[YOUR GOAL]
Search the records for "social" and copy each line that holds it.

Stored items from a collection
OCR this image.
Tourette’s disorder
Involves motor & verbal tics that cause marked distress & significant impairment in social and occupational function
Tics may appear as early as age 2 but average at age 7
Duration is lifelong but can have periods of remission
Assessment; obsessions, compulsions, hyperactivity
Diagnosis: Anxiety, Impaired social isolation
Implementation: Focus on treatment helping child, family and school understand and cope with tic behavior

[THE SOLUTION]
Involves motor & verbal tics that cause marked distress & significant impairment in social and occupational function
Diagnosis: Anxiety, Impaired social isolation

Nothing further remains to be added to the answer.